> [OBJECTIVE]: The records are to be restated in their entirety, word for word.

> [SUPPLIED DATA]:
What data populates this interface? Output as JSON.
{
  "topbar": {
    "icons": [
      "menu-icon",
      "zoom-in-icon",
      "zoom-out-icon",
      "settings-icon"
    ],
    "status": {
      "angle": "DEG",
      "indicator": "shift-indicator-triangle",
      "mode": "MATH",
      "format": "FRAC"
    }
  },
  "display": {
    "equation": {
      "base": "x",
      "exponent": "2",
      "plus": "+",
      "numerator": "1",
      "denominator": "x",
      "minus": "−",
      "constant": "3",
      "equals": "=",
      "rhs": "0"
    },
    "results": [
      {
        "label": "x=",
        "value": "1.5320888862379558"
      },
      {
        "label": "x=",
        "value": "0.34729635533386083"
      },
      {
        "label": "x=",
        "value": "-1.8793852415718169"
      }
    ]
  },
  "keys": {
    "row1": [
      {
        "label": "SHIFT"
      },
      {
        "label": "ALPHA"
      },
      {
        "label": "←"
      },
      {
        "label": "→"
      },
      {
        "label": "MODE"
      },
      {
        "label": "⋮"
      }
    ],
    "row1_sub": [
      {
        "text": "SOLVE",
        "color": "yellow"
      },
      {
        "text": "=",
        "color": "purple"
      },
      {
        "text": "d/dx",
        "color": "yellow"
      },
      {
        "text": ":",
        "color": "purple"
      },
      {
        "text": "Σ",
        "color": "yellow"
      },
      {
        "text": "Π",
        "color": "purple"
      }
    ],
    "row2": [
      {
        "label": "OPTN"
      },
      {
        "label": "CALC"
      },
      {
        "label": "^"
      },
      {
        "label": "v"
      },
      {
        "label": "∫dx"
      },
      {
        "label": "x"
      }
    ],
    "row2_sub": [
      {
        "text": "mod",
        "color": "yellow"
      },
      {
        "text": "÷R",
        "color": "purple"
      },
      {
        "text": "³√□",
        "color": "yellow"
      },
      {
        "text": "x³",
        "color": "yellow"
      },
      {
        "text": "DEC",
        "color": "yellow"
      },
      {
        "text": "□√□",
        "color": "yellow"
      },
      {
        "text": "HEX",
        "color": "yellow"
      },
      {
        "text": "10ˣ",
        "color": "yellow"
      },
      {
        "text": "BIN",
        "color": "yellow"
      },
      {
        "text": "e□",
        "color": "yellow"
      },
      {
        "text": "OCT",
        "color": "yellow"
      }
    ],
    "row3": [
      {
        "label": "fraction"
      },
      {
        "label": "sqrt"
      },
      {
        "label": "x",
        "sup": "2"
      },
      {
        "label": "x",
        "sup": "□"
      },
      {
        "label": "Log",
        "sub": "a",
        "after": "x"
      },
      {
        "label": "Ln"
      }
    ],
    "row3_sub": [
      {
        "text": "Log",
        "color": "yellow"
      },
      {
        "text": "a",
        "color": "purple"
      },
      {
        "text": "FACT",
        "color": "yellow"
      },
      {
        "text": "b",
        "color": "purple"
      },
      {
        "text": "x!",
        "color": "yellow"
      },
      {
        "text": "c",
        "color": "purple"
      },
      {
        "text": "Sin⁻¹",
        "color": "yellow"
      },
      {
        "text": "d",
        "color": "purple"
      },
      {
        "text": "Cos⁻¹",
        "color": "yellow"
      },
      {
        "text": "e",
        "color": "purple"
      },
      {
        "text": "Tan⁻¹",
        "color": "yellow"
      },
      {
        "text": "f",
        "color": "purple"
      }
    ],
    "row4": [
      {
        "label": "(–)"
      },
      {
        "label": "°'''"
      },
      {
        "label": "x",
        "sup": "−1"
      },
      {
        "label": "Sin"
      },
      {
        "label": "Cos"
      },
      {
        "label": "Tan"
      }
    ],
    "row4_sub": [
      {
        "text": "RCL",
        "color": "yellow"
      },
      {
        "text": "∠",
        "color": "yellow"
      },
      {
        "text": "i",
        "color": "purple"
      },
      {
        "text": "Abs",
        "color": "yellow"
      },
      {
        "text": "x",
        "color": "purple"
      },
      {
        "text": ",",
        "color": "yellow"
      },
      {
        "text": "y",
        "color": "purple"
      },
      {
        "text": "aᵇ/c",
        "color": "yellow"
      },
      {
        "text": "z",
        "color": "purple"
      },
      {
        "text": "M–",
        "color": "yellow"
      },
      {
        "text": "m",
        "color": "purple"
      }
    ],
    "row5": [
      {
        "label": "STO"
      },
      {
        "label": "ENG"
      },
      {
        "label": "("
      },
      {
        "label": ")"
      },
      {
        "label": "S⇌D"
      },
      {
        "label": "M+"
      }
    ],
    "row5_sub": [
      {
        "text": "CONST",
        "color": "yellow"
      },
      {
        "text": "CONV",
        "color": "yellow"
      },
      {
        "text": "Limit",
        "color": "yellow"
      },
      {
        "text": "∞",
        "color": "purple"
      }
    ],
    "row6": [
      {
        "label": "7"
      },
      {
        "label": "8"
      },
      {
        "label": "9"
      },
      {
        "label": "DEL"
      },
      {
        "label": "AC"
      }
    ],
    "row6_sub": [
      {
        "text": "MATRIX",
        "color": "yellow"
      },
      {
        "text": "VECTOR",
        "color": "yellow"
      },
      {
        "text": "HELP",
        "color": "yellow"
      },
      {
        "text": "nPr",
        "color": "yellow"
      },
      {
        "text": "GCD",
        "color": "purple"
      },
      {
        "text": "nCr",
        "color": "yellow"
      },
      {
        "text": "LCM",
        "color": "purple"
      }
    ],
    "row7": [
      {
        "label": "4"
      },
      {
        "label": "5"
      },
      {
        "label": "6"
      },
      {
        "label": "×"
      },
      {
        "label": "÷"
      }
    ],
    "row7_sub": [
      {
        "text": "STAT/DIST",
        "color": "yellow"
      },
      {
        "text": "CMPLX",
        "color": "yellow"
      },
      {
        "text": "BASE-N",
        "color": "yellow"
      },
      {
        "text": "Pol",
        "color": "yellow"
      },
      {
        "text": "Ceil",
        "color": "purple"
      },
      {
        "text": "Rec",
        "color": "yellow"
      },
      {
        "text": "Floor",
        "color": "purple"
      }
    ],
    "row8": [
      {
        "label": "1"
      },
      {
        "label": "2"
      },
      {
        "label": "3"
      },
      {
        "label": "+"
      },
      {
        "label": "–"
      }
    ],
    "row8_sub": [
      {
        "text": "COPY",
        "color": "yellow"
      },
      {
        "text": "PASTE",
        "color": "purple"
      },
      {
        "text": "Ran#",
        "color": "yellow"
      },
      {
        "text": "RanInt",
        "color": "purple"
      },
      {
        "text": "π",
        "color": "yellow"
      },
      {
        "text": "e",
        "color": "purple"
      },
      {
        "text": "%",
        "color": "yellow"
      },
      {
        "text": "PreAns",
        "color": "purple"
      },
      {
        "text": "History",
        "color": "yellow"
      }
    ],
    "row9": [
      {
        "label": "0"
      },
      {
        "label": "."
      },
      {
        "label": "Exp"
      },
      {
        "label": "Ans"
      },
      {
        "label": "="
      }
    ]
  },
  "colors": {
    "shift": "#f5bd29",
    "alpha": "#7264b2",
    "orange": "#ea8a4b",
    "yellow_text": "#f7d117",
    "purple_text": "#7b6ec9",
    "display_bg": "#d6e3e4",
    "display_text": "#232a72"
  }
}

> [RESPONSE TO THE TASK]:
What data populates this interface? Output as JSON.
{
  "topbar": {
    "icons": [
      "menu-icon",
      "zoom-in-icon",
      "zoom-out-icon",
      "settings-icon"
    ],
    "status": {
      "angle": "DEG",
      "indicator": "shift-indicator-triangle",
      "mode": "MATH",
      "format": "FRAC"
    }
  },
  "display": {
    "equation": {
      "base": "x",
      "exponent": "2",
      "plus": "+",
      "numerator": "1",
      "denominator": "x",
      "minus": "−",
      "constant": "3",
      "equals": "=",
      "rhs": "0"
    },
    "results": [
      {
        "label": "x=",
        "value": "1.5320888862379558"
      },
      {
        "label": "x=",
        "value": "0.34729635533386083"
      },
      {
        "label": "x=",
        "value": "-1.8793852415718169"
      }
    ]
  },
  "keys": {
    "row1": [
      {
        "label": "SHIFT"
      },
      {
        "label": "ALPHA"
      },
      {
        "label": "←"
      },
      {
        "label": "→"
      },
      {
        "label": "MODE"
      },
      {
        "label": "⋮"
      }
    ],
    "row1_sub": [
      {
        "text": "SOLVE",
        "color": "yellow"
      },
      {
        "text": "=",
        "color": "purple"
      },
      {
        "text": "d/dx",
        "color": "yellow"
      },
      {
        "text": ":",
        "color": "purple"
      },
      {
        "text": "Σ",
        "color": "yellow"
      },
      {
        "text": "Π",
        "color": "purple"
      }
    ],
    "row2": [
      {
        "label": "OPTN"
      },
      {
        "label": "CALC"
      },
      {
        "label": "^"
      },
      {
        "label": "v"
      },
      {
        "label": "∫dx"
      },
      {
        "label": "x"
      }
    ],
    "row2_sub": [
      {
        "text": "mod",
        "color": "yellow"
      },
      {
        "text": "÷R",
        "color": "purple"
      },
      {
        "text": "³√□",
        "color": "yellow"
      },
      {
        "text": "x³",
        "color": "yellow"
      },
      {
        "text": "DEC",
        "color": "yellow"
      },
      {
        "text": "□√□",
        "color": "yellow"
      },
      {
        "text": "HEX",
        "color": "yellow"
      },
      {
        "text": "10ˣ",
        "color": "yellow"
      },
      {
        "text": "BIN",
        "color": "yellow"
      },
      {
        "text": "e□",
        "color": "yellow"
      },
      {
        "text": "OCT",
        "color": "yellow"
      }
    ],
    "row3": [
      {
        "label": "fraction"
      },
      {
        "label": "sqrt"
      },
      {
        "label": "x",
        "sup": "2"
      },
      {
        "label": "x",
        "sup": "□"
      },
      {
        "label": "Log",
        "sub": "a",
        "after": "x"
      },
      {
        "label": "Ln"
      }
    ],
    "row3_sub": [
      {
        "text": "Log",
        "color": "yellow"
      },
      {
        "text": "a",
        "color": "purple"
      },
      {
        "text": "FACT",
        "color": "yellow"
      },
      {
        "text": "b",
        "color": "purple"
      },
      {
        "text": "x!",
        "color": "yellow"
      },
      {
        "text": "c",
        "color": "purple"
      },
      {
        "text": "Sin⁻¹",
        "color": "yellow"
      },
      {
        "text": "d",
        "color": "purple"
      },
      {
        "text": "Cos⁻¹",
        "color": "yellow"
      },
      {
        "text": "e",
        "color": "purple"
      },
      {
        "text": "Tan⁻¹",
        "color": "yellow"
      },
      {
        "text": "f",
        "color": "purple"
      }
    ],
    "row4": [
      {
        "label": "(–)"
      },
      {
        "label": "°'''"
      },
      {
        "label": "x",
        "sup": "−1"
      },
      {
        "label": "Sin"
      },
      {
        "label": "Cos"
      },
      {
        "label": "Tan"
      }
    ],
    "row4_sub": [
      {
        "text": "RCL",
        "color": "yellow"
      },
      {
        "text": "∠",
        "color": "yellow"
      },
      {
        "text": "i",
        "color": "purple"
      },
      {
        "text": "Abs",
        "color": "yellow"
      },
      {
        "text": "x",
        "color": "purple"
      },
      {
        "text": ",",
        "color": "yellow"
      },
      {
        "text": "y",
        "color": "purple"
      },
      {
        "text": "aᵇ/c",
        "color": "yellow"
      },
      {
        "text": "z",
        "color": "purple"
      },
      {
        "text": "M–",
        "color": "yellow"
      },
      {
        "text": "m",
        "color": "purple"
      }
    ],
    "row5": [
      {
        "label": "STO"
      },
      {
        "label": "ENG"
      },
      {
        "label": "("
      },
      {
        "label": ")"
      },
      {
        "label": "S⇌D"
      },
      {
        "label": "M+"
      }
    ],
    "row5_sub": [
      {
        "text": "CONST",
        "color": "yellow"
      },
      {
        "text": "CONV",
        "color": "yellow"
      },
      {
        "text": "Limit",
        "color": "yellow"
      },
      {
        "text": "∞",
        "color": "purple"
      }
    ],
    "row6": [
      {
        "label": "7"
      },
      {
        "label": "8"
      },
      {
        "label": "9"
      },
      {
        "label": "DEL"
      },
      {
        "label": "AC"
      }
    ],
    "row6_sub": [
      {
        "text": "MATRIX",
        "color": "yellow"
      },
      {
        "text": "VECTOR",
        "color": "yellow"
      },
      {
        "text": "HELP",
        "color": "yellow"
      },
      {
        "text": "nPr",
        "color": "yellow"
      },
      {
        "text": "GCD",
        "color": "purple"
      },
      {
        "text": "nCr",
        "color": "yellow"
      },
      {
        "text": "LCM",
        "color": "purple"
      }
    ],
    "row7": [
      {
        "label": "4"
      },
      {
        "label": "5"
      },
      {
        "label": "6"
      },
      {
        "label": "×"
      },
      {
        "label": "÷"
      }
    ],
    "row7_sub": [
      {
        "text": "STAT/DIST",
        "color": "yellow"
      },
      {
        "text": "CMPLX",
        "color": "yellow"
      },
      {
        "text": "BASE-N",
        "color": "yellow"
      },
      {
        "text": "Pol",
        "color": "yellow"
      },
      {
        "text": "Ceil",
        "color": "purple"
      },
      {
        "text": "Rec",
        "color": "yellow"
      },
      {
        "text": "Floor",
        "color": "purple"
      }
    ],
    "row8": [
      {
        "label": "1"
      },
      {
        "label": "2"
      },
      {
        "label": "3"
      },
      {
        "label": "+"
      },
      {
        "label": "–"
      }
    ],
    "row8_sub": [
      {
        "text": "COPY",
        "color": "yellow"
      },
      {
        "text": "PASTE",
        "color": "purple"
      },
      {
        "text": "Ran#",
        "color": "yellow"
      },
      {
        "text": "RanInt",
        "color": "purple"
      },
      {
        "text": "π",
        "color": "yellow"
      },
      {
        "text": "e",
        "color": "purple"
      },
      {
        "text": "%",
        "color": "yellow"
      },
      {
        "text": "PreAns",
        "color": "purple"
      },
      {
        "text": "History",
        "color": "yellow"
      }
    ],
    "row9": [
      {
        "label": "0"
      },
      {
        "label": "."
      },
      {
        "label": "Exp"
      },
      {
        "label": "Ans"
      },
      {
        "label": "="
      }
    ]
  },
  "colors": {
    "shift": "#f5bd29",
    "alpha": "#7264b2",
    "orange": "#ea8a4b",
    "yellow_text": "#f7d117",
    "purple_text": "#7b6ec9",
    "display_bg": "#d6e3e4",
    "display_text": "#232a72"
  }
}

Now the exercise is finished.